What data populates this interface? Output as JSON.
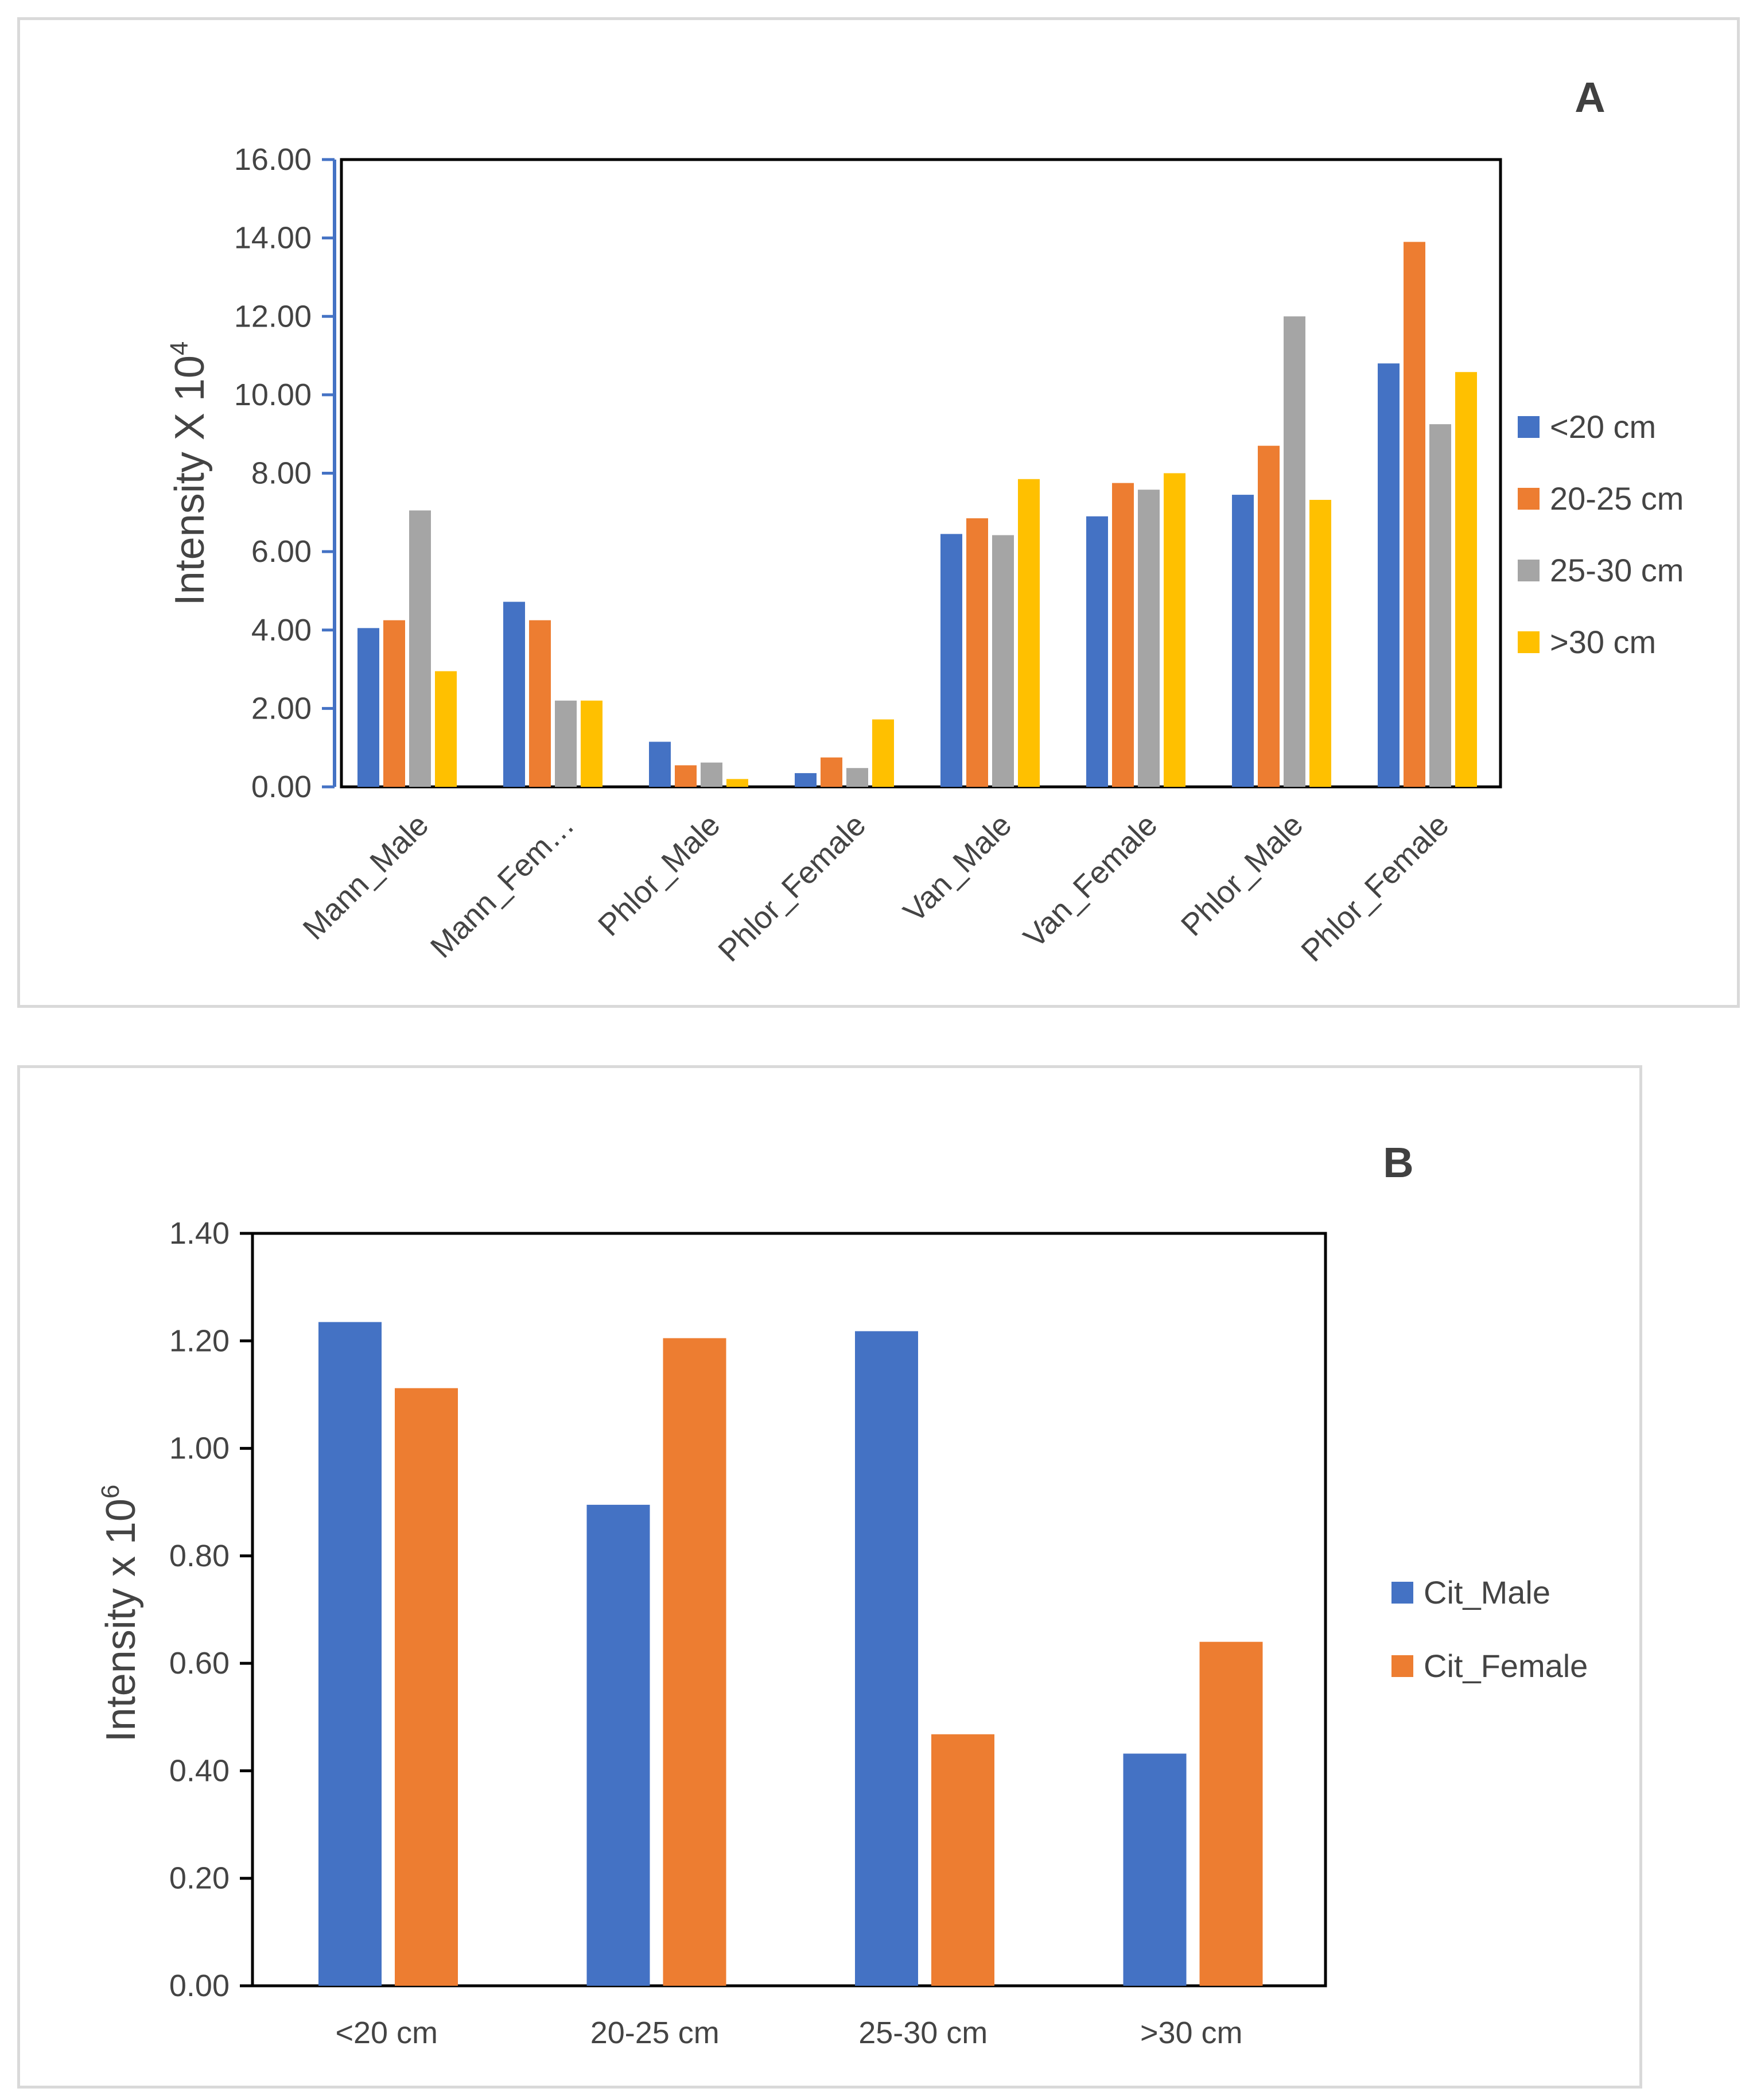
{
  "chart_data": [
    {
      "type": "bar",
      "panel_label": "A",
      "ylabel": "Intensity X 10",
      "ylabel_superscript": "4",
      "ylim": [
        0,
        16
      ],
      "ytick_step": 2,
      "ytick_labels": [
        "0.00",
        "2.00",
        "4.00",
        "6.00",
        "8.00",
        "10.00",
        "12.00",
        "14.00",
        "16.00"
      ],
      "categories": [
        "Mann_Male",
        "Mann_Fem…",
        "Phlor_Male",
        "Phlor_Female",
        "Van_Male",
        "Van_Female",
        "Phlor_Male",
        "Phlor_Female"
      ],
      "series": [
        {
          "name": "<20 cm",
          "color": "#4472c4",
          "values": [
            4.05,
            4.72,
            1.15,
            0.35,
            6.45,
            6.9,
            7.45,
            10.8
          ]
        },
        {
          "name": "20-25 cm",
          "color": "#ed7d31",
          "values": [
            4.25,
            4.25,
            0.55,
            0.75,
            6.85,
            7.75,
            8.7,
            13.9
          ]
        },
        {
          "name": "25-30 cm",
          "color": "#a5a5a5",
          "values": [
            7.05,
            2.2,
            0.62,
            0.48,
            6.42,
            7.58,
            12.0,
            9.25
          ]
        },
        {
          "name": ">30 cm",
          "color": "#ffc000",
          "values": [
            2.95,
            2.2,
            0.2,
            1.72,
            7.85,
            8.0,
            7.32,
            10.58
          ]
        }
      ],
      "legend_position": "right"
    },
    {
      "type": "bar",
      "panel_label": "B",
      "ylabel": "Intensity x 10",
      "ylabel_superscript": "6",
      "ylim": [
        0,
        1.4
      ],
      "ytick_step": 0.2,
      "ytick_labels": [
        "0.00",
        "0.20",
        "0.40",
        "0.60",
        "0.80",
        "1.00",
        "1.20",
        "1.40"
      ],
      "categories": [
        "<20 cm",
        "20-25 cm",
        "25-30 cm",
        ">30 cm"
      ],
      "series": [
        {
          "name": "Cit_Male",
          "color": "#4472c4",
          "values": [
            1.235,
            0.895,
            1.218,
            0.432
          ]
        },
        {
          "name": "Cit_Female",
          "color": "#ed7d31",
          "values": [
            1.112,
            1.205,
            0.468,
            0.64
          ]
        }
      ],
      "legend_position": "right"
    }
  ]
}
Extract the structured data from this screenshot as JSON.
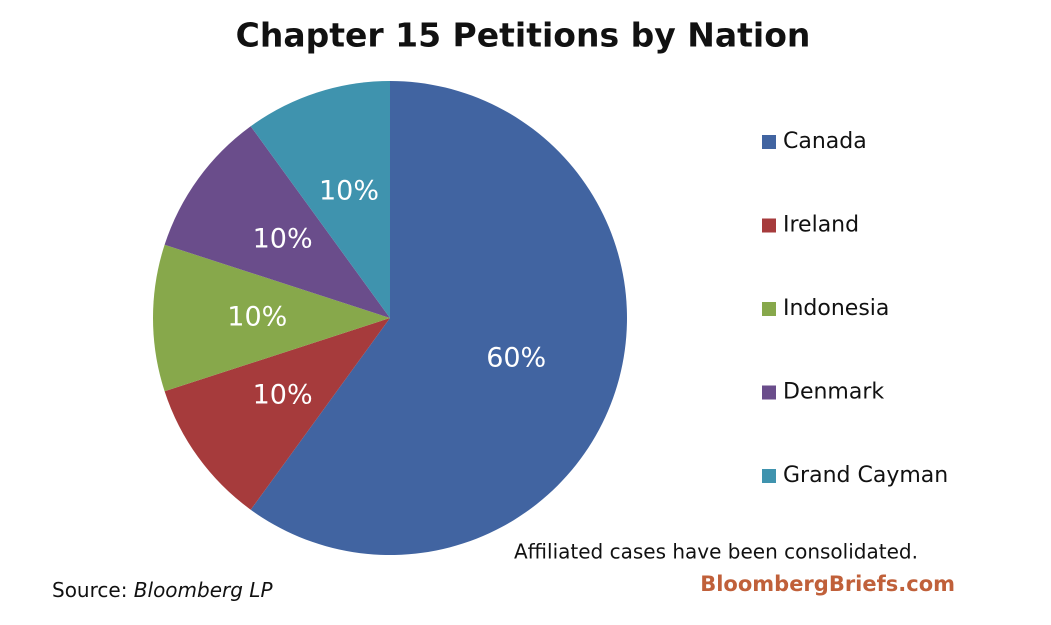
{
  "chart_data": {
    "type": "pie",
    "title": "Chapter 15 Petitions by Nation",
    "categories": [
      "Canada",
      "Ireland",
      "Indonesia",
      "Denmark",
      "Grand Cayman"
    ],
    "values": [
      60,
      10,
      10,
      10,
      10
    ],
    "value_labels": [
      "60%",
      "10%",
      "10%",
      "10%",
      "10%"
    ],
    "colors": [
      "#4164a1",
      "#a63b3c",
      "#87a84b",
      "#6a4d8b",
      "#3f93ae"
    ],
    "legend": "right",
    "note": "Affiliated cases have been consolidated.",
    "source_label": "Source:",
    "source": "Bloomberg LP",
    "brand": "BloombergBriefs.com"
  }
}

———

> [Aim]:
Only lines with the string "this" belong in your answer; copy each one.

> [Answer to the task]:
What data populates this interface? Output as JSON.
Extract the structured data from this screenshot as JSON.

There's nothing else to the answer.